= Given exercise =
Find and return each line containing "Bitcoin".

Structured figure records
^^^^^^^^
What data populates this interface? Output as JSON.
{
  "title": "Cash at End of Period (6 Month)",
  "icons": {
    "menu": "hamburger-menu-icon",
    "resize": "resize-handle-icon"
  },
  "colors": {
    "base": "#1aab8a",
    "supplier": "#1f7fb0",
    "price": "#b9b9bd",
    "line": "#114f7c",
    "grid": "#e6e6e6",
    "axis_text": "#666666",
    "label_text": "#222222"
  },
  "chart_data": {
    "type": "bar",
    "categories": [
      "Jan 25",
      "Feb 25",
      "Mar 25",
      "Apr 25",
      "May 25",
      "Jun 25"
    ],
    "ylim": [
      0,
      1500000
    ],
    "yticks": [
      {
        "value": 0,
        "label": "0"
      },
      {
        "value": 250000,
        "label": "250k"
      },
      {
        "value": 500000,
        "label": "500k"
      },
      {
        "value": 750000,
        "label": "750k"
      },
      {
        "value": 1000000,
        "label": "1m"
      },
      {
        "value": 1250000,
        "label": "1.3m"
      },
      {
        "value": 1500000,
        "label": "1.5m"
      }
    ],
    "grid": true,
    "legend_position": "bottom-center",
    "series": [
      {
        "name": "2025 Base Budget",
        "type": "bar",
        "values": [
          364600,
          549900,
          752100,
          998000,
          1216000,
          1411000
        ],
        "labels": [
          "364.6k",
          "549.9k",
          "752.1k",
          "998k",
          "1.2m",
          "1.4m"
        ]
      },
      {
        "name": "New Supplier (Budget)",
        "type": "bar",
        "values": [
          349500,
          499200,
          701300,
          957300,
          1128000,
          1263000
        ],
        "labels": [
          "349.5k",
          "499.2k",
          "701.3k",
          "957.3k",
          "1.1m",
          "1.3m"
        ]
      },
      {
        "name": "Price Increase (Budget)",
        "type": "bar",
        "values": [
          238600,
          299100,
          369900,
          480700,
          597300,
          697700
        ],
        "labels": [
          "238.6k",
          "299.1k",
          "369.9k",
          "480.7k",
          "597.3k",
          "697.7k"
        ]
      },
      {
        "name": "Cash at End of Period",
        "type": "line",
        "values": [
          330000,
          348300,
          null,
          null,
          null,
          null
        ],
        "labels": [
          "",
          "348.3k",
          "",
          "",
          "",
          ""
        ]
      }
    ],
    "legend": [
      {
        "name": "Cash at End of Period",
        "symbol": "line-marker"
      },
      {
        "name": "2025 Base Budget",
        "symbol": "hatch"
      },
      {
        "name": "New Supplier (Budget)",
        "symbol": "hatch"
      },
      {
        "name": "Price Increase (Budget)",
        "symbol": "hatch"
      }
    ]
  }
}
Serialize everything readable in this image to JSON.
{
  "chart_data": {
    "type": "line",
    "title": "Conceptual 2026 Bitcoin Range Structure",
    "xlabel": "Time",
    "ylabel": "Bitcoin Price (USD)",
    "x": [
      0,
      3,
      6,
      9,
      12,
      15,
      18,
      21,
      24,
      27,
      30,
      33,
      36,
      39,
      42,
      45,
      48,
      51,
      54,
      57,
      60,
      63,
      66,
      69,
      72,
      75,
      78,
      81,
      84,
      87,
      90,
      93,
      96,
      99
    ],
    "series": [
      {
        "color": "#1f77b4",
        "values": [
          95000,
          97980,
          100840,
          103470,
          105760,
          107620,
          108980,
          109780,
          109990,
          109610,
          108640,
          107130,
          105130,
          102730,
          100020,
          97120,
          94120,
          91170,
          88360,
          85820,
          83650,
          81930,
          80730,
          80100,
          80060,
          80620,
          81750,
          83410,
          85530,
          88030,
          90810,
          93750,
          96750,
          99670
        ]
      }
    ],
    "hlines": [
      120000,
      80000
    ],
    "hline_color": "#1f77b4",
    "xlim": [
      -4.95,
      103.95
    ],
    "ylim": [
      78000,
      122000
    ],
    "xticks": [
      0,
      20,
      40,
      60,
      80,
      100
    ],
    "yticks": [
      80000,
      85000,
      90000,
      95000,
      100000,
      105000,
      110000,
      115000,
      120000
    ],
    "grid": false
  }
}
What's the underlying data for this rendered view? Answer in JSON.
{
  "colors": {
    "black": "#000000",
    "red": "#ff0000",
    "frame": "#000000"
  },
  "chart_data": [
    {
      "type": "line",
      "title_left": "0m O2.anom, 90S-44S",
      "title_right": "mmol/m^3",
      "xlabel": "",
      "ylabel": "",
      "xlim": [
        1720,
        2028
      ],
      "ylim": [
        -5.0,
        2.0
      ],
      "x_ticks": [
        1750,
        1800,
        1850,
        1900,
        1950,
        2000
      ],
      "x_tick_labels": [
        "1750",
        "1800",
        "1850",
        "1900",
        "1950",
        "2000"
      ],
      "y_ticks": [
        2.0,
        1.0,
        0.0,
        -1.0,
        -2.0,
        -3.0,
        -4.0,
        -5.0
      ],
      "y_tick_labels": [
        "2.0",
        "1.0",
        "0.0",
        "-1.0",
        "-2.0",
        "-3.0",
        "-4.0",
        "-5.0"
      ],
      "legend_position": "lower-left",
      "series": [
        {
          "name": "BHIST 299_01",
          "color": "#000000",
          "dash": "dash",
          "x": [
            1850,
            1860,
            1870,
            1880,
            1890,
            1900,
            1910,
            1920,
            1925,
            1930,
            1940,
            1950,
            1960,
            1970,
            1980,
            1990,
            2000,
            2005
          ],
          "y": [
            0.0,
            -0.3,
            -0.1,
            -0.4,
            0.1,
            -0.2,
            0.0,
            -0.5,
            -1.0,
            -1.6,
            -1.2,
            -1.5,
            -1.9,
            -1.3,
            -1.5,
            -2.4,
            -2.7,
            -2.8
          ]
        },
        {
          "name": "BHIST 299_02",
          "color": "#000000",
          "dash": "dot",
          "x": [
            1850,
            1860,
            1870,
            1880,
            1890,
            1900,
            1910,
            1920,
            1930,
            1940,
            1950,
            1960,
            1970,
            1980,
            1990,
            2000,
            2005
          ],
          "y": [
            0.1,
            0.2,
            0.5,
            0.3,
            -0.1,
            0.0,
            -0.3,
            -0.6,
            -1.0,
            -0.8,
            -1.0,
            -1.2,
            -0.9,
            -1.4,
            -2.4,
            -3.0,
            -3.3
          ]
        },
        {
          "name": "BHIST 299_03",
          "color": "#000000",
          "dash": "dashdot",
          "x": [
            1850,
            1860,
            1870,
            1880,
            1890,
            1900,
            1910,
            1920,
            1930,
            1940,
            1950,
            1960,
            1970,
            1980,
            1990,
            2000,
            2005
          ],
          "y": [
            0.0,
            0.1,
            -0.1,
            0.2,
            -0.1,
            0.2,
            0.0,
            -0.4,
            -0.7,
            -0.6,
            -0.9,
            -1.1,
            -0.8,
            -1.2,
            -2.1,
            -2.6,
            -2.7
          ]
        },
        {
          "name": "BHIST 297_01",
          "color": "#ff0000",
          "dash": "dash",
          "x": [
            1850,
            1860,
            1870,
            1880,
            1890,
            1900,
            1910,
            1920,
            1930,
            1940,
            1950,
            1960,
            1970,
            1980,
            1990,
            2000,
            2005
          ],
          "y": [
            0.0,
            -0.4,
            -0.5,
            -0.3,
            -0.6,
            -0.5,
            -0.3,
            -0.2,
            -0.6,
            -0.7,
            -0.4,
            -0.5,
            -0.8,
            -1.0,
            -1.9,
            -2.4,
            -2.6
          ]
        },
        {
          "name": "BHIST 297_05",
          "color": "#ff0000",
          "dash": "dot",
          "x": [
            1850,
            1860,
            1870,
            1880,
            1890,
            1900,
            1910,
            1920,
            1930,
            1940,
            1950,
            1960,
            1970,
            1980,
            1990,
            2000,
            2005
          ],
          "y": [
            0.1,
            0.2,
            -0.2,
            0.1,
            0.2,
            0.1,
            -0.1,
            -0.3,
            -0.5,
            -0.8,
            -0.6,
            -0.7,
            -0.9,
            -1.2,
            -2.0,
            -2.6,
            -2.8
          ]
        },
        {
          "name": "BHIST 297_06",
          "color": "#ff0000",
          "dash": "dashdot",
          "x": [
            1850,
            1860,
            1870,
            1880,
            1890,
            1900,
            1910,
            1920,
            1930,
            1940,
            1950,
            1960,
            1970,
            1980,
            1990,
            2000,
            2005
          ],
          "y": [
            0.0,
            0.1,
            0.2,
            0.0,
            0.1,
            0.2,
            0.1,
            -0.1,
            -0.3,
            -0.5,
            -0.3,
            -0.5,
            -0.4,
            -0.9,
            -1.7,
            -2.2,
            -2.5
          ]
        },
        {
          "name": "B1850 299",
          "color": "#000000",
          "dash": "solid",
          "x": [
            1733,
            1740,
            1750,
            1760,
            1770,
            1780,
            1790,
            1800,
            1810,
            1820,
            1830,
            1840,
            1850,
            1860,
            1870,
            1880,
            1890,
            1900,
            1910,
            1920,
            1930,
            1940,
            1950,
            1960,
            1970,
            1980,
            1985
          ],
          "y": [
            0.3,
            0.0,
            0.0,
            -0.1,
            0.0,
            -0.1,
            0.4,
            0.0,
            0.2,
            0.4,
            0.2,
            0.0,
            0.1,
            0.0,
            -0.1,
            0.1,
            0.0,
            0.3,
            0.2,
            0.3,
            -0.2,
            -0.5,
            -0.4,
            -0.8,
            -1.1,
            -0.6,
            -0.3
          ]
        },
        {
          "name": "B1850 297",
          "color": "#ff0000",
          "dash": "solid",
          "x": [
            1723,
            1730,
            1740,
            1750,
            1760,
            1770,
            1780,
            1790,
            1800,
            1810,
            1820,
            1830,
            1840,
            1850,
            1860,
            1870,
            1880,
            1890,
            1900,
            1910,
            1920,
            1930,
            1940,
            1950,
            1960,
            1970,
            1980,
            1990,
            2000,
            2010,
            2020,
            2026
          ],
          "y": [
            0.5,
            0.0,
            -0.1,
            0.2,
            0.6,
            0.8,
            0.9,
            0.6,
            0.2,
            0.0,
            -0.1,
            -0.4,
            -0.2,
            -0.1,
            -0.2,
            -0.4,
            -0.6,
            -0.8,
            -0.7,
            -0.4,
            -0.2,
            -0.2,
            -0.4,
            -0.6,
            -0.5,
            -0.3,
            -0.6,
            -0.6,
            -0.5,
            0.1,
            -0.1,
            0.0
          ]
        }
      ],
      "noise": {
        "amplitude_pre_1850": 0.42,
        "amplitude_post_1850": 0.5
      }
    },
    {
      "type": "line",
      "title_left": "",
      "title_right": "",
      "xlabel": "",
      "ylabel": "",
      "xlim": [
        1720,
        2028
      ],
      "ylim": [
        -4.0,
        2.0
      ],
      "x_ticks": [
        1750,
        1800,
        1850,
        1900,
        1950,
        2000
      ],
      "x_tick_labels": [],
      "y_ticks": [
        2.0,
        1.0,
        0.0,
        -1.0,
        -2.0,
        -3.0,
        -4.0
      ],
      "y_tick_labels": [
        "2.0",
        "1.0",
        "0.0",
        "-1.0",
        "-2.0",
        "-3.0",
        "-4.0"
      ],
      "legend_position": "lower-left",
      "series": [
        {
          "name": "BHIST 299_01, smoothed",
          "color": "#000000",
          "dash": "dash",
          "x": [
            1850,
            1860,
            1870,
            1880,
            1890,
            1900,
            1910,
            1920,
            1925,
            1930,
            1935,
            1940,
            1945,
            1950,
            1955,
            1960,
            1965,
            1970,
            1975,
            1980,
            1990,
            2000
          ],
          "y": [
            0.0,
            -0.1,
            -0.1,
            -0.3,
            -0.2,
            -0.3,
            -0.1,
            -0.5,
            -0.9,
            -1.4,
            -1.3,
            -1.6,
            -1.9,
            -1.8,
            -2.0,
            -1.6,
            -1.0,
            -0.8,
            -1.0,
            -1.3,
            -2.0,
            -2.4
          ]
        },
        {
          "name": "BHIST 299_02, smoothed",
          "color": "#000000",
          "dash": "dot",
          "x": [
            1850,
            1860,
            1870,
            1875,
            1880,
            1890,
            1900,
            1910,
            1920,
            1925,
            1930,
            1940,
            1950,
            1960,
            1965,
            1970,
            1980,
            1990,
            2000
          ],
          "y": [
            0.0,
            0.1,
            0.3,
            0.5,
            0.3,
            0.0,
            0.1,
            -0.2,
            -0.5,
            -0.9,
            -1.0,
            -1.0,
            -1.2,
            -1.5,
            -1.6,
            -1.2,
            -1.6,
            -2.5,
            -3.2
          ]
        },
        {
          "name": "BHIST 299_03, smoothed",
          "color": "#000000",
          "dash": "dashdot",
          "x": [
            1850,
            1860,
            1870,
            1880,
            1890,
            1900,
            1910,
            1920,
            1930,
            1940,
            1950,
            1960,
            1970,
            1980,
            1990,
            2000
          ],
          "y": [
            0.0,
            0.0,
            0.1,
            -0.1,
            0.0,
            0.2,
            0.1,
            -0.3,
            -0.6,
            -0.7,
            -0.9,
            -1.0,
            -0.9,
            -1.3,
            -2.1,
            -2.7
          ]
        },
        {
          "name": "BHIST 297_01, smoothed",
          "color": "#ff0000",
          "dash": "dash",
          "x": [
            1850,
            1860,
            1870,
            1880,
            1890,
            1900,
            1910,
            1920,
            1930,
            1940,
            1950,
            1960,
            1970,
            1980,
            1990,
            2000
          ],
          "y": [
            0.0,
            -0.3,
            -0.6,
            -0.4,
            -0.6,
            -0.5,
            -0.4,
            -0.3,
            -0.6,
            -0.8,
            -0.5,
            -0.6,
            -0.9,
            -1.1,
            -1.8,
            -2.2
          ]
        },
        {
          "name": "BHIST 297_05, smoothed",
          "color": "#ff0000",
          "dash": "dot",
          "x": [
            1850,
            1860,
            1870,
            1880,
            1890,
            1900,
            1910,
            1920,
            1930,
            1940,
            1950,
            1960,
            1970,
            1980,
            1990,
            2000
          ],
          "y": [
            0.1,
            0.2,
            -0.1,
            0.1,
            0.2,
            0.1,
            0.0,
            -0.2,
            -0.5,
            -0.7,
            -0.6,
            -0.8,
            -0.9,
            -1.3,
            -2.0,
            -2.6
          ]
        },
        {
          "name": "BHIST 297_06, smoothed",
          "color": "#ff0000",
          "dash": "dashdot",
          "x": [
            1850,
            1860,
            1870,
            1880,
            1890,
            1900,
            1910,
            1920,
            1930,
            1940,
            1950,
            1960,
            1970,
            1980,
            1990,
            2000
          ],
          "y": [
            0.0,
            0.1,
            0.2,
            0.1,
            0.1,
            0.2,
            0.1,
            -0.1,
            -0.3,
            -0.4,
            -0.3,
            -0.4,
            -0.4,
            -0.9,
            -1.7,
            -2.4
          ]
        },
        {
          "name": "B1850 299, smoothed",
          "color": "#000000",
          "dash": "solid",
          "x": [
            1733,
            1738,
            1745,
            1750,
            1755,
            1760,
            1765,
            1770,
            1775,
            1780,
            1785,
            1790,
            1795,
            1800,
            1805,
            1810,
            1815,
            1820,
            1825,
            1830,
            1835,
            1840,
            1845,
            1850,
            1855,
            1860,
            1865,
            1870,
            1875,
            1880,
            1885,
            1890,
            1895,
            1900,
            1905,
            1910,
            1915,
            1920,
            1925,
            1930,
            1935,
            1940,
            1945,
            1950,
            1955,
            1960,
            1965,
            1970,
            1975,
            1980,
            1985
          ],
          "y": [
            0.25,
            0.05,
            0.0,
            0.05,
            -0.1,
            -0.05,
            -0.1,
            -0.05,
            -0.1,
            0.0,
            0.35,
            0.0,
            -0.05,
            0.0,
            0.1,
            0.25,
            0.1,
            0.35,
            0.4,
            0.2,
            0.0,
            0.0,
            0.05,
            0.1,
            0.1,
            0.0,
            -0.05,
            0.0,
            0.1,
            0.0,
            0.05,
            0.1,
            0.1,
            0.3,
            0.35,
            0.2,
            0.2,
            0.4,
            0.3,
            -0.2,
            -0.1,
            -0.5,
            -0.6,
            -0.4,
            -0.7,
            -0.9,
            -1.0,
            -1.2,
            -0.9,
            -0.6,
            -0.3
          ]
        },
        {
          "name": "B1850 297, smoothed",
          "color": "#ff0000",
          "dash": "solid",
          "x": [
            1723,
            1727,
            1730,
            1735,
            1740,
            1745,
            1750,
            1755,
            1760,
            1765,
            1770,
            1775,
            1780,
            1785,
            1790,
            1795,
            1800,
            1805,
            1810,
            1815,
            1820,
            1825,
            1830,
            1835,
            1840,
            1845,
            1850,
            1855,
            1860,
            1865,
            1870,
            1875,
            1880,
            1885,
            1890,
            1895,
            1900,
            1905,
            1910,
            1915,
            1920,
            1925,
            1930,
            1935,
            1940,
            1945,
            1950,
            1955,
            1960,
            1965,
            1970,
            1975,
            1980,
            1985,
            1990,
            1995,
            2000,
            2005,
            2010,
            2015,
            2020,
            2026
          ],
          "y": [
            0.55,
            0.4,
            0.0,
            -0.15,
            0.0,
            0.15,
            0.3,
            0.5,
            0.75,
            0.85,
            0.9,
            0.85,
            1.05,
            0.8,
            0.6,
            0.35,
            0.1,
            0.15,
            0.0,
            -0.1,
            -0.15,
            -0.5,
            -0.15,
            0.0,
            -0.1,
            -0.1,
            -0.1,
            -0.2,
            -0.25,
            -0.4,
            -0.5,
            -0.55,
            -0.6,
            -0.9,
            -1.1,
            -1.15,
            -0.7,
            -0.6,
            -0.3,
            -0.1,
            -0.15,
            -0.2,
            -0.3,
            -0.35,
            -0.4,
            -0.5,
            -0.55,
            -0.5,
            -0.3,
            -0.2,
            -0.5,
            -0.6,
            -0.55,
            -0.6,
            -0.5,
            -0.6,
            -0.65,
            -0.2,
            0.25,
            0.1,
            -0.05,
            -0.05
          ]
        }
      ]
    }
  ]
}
^^^^^^^^
= Answer for this exercise =
    "title": "Conceptual 2026 Bitcoin Range Structure",
    "ylabel": "Bitcoin Price (USD)",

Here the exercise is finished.